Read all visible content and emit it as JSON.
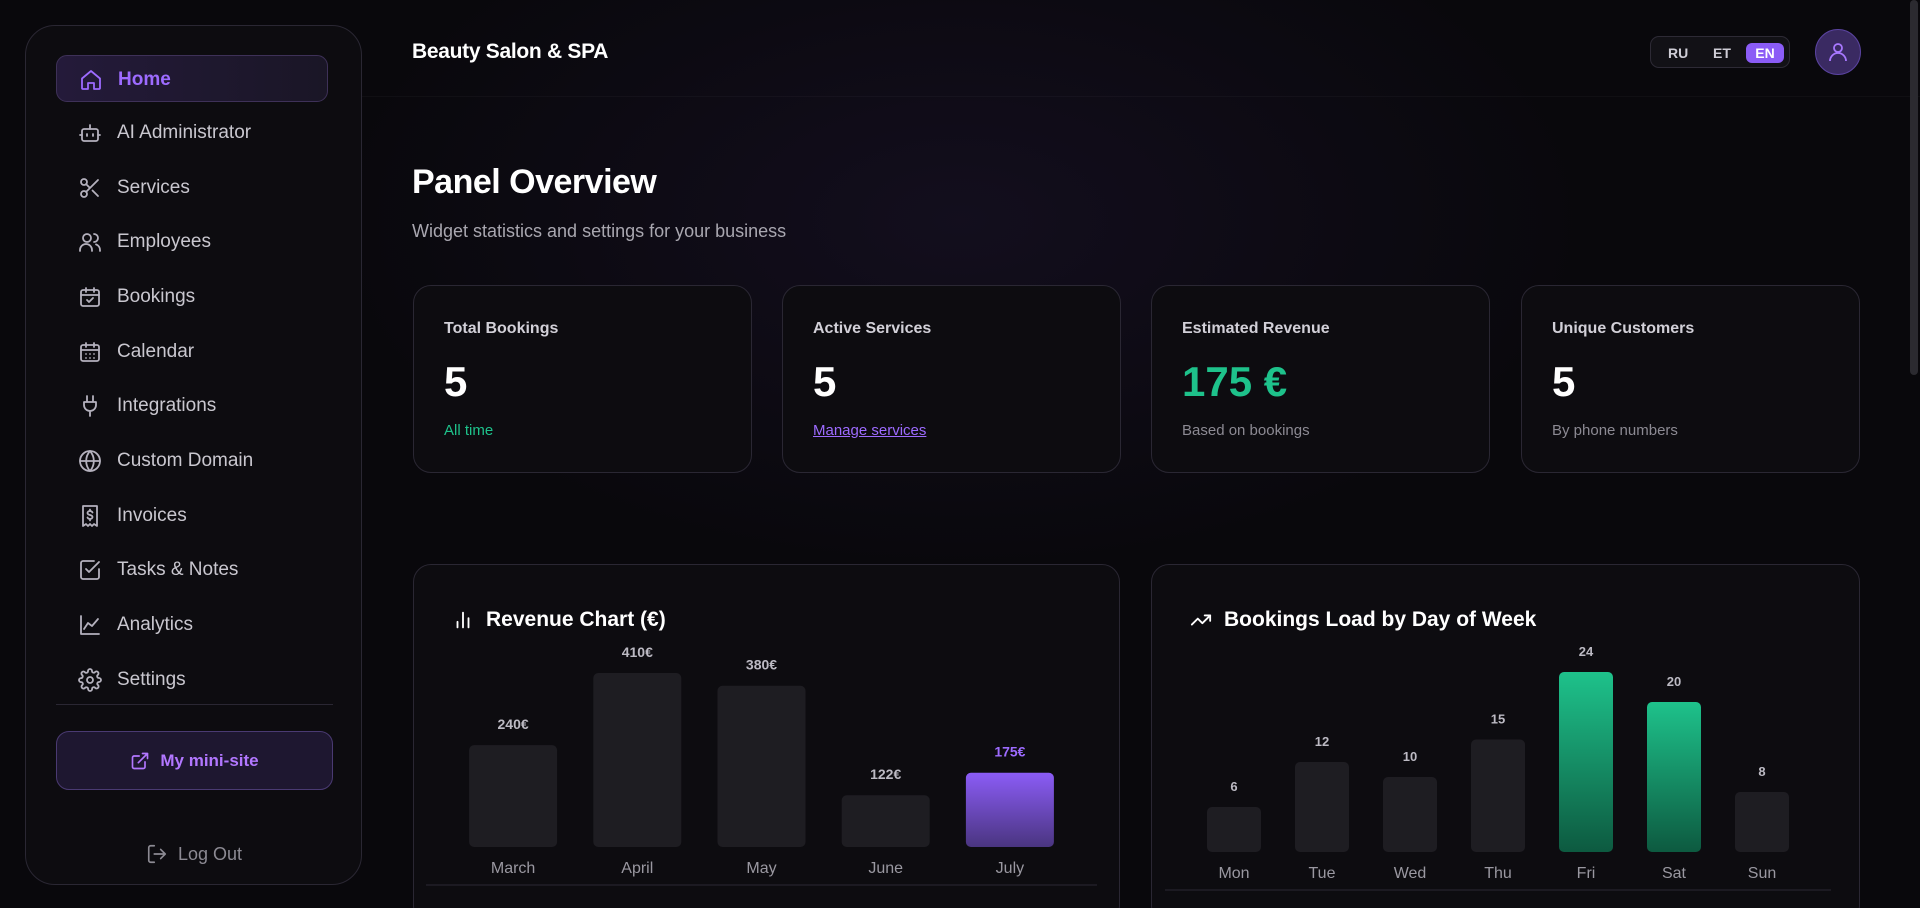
{
  "sidebar": {
    "items": [
      {
        "label": "Home",
        "icon": "home-icon",
        "active": true
      },
      {
        "label": "AI Administrator",
        "icon": "bot-icon"
      },
      {
        "label": "Services",
        "icon": "scissors-icon"
      },
      {
        "label": "Employees",
        "icon": "users-icon"
      },
      {
        "label": "Bookings",
        "icon": "calendar-check-icon"
      },
      {
        "label": "Calendar",
        "icon": "calendar-icon"
      },
      {
        "label": "Integrations",
        "icon": "plug-icon"
      },
      {
        "label": "Custom Domain",
        "icon": "globe-icon"
      },
      {
        "label": "Invoices",
        "icon": "receipt-icon"
      },
      {
        "label": "Tasks & Notes",
        "icon": "checkbox-icon"
      },
      {
        "label": "Analytics",
        "icon": "line-chart-icon"
      },
      {
        "label": "Settings",
        "icon": "gear-icon"
      }
    ],
    "mini_site_label": "My mini-site",
    "logout_label": "Log Out"
  },
  "header": {
    "brand": "Beauty Salon & SPA",
    "languages": [
      "RU",
      "ET",
      "EN"
    ],
    "selected_language": "EN"
  },
  "page": {
    "title": "Panel Overview",
    "subtitle": "Widget statistics and settings for your business"
  },
  "stats": [
    {
      "title": "Total Bookings",
      "value": "5",
      "footer": "All time"
    },
    {
      "title": "Active Services",
      "value": "5",
      "footer": "Manage services"
    },
    {
      "title": "Estimated Revenue",
      "value": "175 €",
      "footer": "Based on bookings"
    },
    {
      "title": "Unique Customers",
      "value": "5",
      "footer": "By phone numbers"
    }
  ],
  "colors": {
    "accent": "#8b5cf6",
    "positive": "#1ec28b",
    "bar_default": "#1e1d22"
  },
  "chart_data": [
    {
      "type": "bar",
      "title": "Revenue Chart (€)",
      "categories": [
        "March",
        "April",
        "May",
        "June",
        "July"
      ],
      "values": [
        240,
        410,
        380,
        122,
        175
      ],
      "labels": [
        "240€",
        "410€",
        "380€",
        "122€",
        "175€"
      ],
      "highlight_index": 4,
      "highlight_color": "#8b5cf6"
    },
    {
      "type": "bar",
      "title": "Bookings Load by Day of Week",
      "categories": [
        "Mon",
        "Tue",
        "Wed",
        "Thu",
        "Fri",
        "Sat",
        "Sun"
      ],
      "values": [
        6,
        12,
        10,
        15,
        24,
        20,
        8
      ],
      "labels": [
        "6",
        "12",
        "10",
        "15",
        "24",
        "20",
        "8"
      ],
      "highlight_indices": [
        4,
        5
      ],
      "highlight_color": "#1ec28b"
    }
  ]
}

> **JOB**
Copy each line of the data above that holds "icon".

> **REPLY**
        "icon": "home-icon",
        "icon": "bot-icon"
        "icon": "scissors-icon"
        "icon": "users-icon"
        "icon": "calendar-check-icon"
        "icon": "calendar-icon"
        "icon": "plug-icon"
        "icon": "globe-icon"
        "icon": "receipt-icon"
        "icon": "checkbox-icon"
        "icon": "line-chart-icon"
        "icon": "gear-icon"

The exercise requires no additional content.